(Collected data entries)

BEGIN

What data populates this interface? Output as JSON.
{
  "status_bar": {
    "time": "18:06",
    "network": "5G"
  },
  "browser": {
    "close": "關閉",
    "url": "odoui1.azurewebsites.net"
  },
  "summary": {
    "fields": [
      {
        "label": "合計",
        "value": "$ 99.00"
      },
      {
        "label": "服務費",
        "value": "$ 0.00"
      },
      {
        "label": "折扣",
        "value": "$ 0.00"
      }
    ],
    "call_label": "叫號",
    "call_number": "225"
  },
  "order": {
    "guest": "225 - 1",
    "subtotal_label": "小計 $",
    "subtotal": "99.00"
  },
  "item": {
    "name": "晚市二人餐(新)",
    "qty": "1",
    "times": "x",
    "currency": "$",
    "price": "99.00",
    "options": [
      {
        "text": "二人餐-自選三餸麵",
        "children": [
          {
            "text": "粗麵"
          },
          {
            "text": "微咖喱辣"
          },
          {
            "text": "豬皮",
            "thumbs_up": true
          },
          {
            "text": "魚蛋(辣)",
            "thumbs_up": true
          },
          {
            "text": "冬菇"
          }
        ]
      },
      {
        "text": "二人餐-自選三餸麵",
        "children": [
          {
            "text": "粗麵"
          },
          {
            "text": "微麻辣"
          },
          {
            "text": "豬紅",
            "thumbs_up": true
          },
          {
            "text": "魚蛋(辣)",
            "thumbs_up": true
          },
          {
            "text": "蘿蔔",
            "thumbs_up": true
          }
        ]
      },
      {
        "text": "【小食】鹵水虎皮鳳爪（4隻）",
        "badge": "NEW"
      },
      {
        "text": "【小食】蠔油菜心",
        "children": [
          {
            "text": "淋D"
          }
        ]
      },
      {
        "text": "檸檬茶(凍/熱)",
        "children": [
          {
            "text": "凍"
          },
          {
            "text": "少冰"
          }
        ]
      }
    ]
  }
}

END

▶ _Aim_
Reproduce the full listing word for word.

▶ _Answer to the exercise_
What data populates this interface? Output as JSON.
{
  "status_bar": {
    "time": "18:06",
    "network": "5G"
  },
  "browser": {
    "close": "關閉",
    "url": "odoui1.azurewebsites.net"
  },
  "summary": {
    "fields": [
      {
        "label": "合計",
        "value": "$ 99.00"
      },
      {
        "label": "服務費",
        "value": "$ 0.00"
      },
      {
        "label": "折扣",
        "value": "$ 0.00"
      }
    ],
    "call_label": "叫號",
    "call_number": "225"
  },
  "order": {
    "guest": "225 - 1",
    "subtotal_label": "小計 $",
    "subtotal": "99.00"
  },
  "item": {
    "name": "晚市二人餐(新)",
    "qty": "1",
    "times": "x",
    "currency": "$",
    "price": "99.00",
    "options": [
      {
        "text": "二人餐-自選三餸麵",
        "children": [
          {
            "text": "粗麵"
          },
          {
            "text": "微咖喱辣"
          },
          {
            "text": "豬皮",
            "thumbs_up": true
          },
          {
            "text": "魚蛋(辣)",
            "thumbs_up": true
          },
          {
            "text": "冬菇"
          }
        ]
      },
      {
        "text": "二人餐-自選三餸麵",
        "children": [
          {
            "text": "粗麵"
          },
          {
            "text": "微麻辣"
          },
          {
            "text": "豬紅",
            "thumbs_up": true
          },
          {
            "text": "魚蛋(辣)",
            "thumbs_up": true
          },
          {
            "text": "蘿蔔",
            "thumbs_up": true
          }
        ]
      },
      {
        "text": "【小食】鹵水虎皮鳳爪（4隻）",
        "badge": "NEW"
      },
      {
        "text": "【小食】蠔油菜心",
        "children": [
          {
            "text": "淋D"
          }
        ]
      },
      {
        "text": "檸檬茶(凍/熱)",
        "children": [
          {
            "text": "凍"
          },
          {
            "text": "少冰"
          }
        ]
      }
    ]
  }
}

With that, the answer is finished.